(Saved entries)
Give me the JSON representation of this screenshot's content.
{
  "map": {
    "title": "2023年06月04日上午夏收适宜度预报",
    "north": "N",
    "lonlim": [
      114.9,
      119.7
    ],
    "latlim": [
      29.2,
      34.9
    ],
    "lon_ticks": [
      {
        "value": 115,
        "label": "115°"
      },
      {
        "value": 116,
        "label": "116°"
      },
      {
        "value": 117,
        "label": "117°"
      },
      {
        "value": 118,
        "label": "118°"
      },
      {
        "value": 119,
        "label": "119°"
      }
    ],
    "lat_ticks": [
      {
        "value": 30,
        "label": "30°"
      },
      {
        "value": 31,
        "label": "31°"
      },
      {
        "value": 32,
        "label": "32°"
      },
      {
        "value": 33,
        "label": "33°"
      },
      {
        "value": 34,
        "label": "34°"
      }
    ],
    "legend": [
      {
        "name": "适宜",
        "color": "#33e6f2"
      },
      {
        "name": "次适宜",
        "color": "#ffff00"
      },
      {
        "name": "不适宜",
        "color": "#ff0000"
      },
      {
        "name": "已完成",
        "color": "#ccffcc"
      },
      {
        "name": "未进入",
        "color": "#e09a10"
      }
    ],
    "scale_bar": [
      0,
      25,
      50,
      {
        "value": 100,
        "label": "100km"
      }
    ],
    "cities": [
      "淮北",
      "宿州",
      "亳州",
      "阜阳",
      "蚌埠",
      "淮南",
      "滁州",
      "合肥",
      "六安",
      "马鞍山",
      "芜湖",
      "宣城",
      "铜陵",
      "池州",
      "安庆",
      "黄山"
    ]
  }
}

**Stated problem:** Using the data above, return each line exactly as written.

**The output:**
Give me the JSON representation of this screenshot's content.
{
  "map": {
    "title": "2023年06月04日上午夏收适宜度预报",
    "north": "N",
    "lonlim": [
      114.9,
      119.7
    ],
    "latlim": [
      29.2,
      34.9
    ],
    "lon_ticks": [
      {
        "value": 115,
        "label": "115°"
      },
      {
        "value": 116,
        "label": "116°"
      },
      {
        "value": 117,
        "label": "117°"
      },
      {
        "value": 118,
        "label": "118°"
      },
      {
        "value": 119,
        "label": "119°"
      }
    ],
    "lat_ticks": [
      {
        "value": 30,
        "label": "30°"
      },
      {
        "value": 31,
        "label": "31°"
      },
      {
        "value": 32,
        "label": "32°"
      },
      {
        "value": 33,
        "label": "33°"
      },
      {
        "value": 34,
        "label": "34°"
      }
    ],
    "legend": [
      {
        "name": "适宜",
        "color": "#33e6f2"
      },
      {
        "name": "次适宜",
        "color": "#ffff00"
      },
      {
        "name": "不适宜",
        "color": "#ff0000"
      },
      {
        "name": "已完成",
        "color": "#ccffcc"
      },
      {
        "name": "未进入",
        "color": "#e09a10"
      }
    ],
    "scale_bar": [
      0,
      25,
      50,
      {
        "value": 100,
        "label": "100km"
      }
    ],
    "cities": [
      "淮北",
      "宿州",
      "亳州",
      "阜阳",
      "蚌埠",
      "淮南",
      "滁州",
      "合肥",
      "六安",
      "马鞍山",
      "芜湖",
      "宣城",
      "铜陵",
      "池州",
      "安庆",
      "黄山"
    ]
  }
}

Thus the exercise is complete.